Prompt: Type out every line below exactly as it reads.

#### Dataset excerpts ####

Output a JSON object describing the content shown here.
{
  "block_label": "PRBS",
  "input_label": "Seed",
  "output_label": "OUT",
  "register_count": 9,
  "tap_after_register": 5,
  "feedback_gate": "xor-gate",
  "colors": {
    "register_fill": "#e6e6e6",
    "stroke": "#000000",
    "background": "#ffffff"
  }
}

####

Result of this exercise:
Output a JSON object describing the content shown here.
{
  "block_label": "PRBS",
  "input_label": "Seed",
  "output_label": "OUT",
  "register_count": 9,
  "tap_after_register": 5,
  "feedback_gate": "xor-gate",
  "colors": {
    "register_fill": "#e6e6e6",
    "stroke": "#000000",
    "background": "#ffffff"
  }
}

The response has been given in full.